### WRITTEN REQUEST
Provide only the number of lines in the data below that contain the word "type".

[Figure contents as structured data]
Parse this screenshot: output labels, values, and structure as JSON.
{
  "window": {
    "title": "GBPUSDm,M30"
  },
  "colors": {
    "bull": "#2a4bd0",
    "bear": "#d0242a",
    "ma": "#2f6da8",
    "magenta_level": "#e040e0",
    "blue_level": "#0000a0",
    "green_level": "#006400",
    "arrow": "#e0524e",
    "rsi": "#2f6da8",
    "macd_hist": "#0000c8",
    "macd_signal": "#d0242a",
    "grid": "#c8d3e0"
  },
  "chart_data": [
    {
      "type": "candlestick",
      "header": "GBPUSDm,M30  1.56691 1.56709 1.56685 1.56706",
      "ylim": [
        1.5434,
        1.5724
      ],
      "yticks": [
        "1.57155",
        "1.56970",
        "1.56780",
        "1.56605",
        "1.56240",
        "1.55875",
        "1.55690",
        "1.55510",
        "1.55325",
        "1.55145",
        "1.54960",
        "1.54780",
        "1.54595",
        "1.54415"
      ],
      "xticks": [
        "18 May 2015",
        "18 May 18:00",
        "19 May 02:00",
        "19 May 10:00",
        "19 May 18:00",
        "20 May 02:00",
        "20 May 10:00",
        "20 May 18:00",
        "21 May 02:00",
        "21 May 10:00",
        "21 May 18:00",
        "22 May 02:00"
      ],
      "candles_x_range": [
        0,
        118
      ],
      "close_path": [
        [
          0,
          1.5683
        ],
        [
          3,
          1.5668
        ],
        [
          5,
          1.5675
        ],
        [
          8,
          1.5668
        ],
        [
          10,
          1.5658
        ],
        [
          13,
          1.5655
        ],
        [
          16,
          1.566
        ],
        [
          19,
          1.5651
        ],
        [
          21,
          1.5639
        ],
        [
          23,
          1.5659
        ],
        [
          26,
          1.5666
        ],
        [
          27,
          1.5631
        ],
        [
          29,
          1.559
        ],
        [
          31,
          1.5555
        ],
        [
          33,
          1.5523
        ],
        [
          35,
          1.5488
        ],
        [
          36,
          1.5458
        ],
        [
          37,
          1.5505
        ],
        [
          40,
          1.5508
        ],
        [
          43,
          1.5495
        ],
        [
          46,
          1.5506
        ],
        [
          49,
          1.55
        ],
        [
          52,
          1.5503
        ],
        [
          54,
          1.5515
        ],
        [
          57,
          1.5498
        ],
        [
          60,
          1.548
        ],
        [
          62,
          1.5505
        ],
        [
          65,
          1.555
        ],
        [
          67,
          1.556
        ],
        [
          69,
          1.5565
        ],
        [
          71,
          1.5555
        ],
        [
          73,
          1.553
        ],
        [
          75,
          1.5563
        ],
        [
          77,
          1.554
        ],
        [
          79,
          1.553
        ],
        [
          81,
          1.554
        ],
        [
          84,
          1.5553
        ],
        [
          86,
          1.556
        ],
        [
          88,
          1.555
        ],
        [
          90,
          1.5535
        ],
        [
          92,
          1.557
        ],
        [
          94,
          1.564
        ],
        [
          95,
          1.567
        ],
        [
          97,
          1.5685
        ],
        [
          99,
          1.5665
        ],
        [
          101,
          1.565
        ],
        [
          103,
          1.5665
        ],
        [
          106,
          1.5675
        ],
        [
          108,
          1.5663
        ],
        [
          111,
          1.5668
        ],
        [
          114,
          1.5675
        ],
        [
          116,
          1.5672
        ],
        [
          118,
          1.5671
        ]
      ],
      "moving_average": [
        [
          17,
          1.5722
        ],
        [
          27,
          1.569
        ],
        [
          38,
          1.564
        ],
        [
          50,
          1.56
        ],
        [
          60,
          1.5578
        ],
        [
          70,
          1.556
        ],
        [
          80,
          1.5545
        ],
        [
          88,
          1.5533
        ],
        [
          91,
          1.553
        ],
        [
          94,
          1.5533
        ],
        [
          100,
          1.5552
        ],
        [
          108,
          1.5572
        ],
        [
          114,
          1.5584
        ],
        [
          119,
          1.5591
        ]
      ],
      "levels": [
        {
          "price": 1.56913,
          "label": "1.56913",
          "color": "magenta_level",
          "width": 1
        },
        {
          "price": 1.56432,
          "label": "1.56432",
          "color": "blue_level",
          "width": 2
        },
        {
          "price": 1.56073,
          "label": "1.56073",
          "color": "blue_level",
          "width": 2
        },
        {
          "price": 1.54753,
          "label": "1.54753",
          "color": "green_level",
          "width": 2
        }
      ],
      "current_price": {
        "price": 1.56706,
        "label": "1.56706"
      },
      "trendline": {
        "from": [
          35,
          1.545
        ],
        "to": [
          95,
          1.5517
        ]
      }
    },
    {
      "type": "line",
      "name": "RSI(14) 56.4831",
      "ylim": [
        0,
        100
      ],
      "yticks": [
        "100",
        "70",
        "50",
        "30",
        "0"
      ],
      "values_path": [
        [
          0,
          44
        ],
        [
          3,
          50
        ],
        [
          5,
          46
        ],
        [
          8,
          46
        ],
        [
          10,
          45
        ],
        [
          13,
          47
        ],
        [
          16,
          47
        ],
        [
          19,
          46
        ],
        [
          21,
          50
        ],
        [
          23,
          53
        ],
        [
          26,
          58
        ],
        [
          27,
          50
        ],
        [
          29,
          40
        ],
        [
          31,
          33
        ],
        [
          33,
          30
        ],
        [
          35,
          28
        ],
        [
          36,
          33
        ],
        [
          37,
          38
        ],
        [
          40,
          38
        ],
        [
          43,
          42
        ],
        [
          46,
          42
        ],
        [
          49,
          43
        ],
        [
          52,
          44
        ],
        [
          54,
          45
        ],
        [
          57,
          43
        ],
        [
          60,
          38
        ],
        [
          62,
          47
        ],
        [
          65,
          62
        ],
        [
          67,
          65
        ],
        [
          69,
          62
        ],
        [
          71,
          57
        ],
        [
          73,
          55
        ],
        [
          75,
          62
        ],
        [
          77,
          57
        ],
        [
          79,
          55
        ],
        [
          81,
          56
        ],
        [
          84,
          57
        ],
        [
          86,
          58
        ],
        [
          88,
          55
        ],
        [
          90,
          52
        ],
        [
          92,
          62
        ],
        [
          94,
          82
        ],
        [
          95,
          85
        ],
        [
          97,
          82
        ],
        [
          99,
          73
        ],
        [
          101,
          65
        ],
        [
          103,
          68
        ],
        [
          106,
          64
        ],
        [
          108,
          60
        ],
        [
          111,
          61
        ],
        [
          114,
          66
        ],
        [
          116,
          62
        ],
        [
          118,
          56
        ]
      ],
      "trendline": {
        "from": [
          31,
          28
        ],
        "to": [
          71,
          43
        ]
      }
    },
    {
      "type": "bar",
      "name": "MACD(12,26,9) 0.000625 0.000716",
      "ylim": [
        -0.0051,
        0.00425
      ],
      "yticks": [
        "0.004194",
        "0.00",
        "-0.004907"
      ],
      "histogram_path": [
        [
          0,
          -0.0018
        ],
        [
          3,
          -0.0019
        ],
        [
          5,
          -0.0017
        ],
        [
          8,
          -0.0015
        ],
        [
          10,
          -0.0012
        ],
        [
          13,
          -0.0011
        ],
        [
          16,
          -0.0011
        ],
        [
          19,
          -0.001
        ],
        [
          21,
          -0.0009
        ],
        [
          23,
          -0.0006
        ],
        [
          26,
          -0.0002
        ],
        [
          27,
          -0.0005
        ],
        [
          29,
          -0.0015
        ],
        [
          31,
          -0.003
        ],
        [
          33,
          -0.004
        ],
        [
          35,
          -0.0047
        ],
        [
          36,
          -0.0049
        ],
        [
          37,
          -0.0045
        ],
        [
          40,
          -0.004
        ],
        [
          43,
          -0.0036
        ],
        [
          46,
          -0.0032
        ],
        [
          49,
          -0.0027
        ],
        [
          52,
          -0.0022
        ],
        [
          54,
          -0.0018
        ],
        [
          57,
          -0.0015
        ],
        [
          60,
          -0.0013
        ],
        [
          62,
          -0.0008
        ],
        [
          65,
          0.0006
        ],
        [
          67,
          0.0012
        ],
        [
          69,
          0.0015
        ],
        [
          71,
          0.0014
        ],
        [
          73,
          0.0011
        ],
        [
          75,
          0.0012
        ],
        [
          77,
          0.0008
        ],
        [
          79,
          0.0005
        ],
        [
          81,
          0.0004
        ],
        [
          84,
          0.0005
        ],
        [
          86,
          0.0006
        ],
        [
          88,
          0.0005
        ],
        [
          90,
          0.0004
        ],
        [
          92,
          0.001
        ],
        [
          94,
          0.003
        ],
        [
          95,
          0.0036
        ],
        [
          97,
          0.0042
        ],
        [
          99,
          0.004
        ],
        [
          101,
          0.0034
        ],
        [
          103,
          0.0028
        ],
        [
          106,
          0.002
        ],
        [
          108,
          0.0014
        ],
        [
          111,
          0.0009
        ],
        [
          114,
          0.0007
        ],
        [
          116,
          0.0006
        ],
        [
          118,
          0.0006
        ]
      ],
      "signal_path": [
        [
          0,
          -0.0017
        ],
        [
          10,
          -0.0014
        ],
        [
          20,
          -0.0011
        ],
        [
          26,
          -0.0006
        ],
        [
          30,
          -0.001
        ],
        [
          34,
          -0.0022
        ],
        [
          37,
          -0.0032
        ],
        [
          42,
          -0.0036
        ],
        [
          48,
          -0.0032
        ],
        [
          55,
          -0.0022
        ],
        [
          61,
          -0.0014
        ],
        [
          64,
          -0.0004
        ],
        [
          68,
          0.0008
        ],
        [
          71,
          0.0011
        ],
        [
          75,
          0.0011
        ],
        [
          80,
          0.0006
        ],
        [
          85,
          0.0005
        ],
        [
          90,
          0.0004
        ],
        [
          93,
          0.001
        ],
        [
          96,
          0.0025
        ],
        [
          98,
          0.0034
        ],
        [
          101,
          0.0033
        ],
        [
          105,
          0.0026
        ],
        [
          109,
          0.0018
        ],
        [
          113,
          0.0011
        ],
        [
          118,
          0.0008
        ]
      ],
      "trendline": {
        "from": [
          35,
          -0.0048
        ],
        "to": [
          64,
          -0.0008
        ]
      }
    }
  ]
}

### EXPECTED OUTPUT
3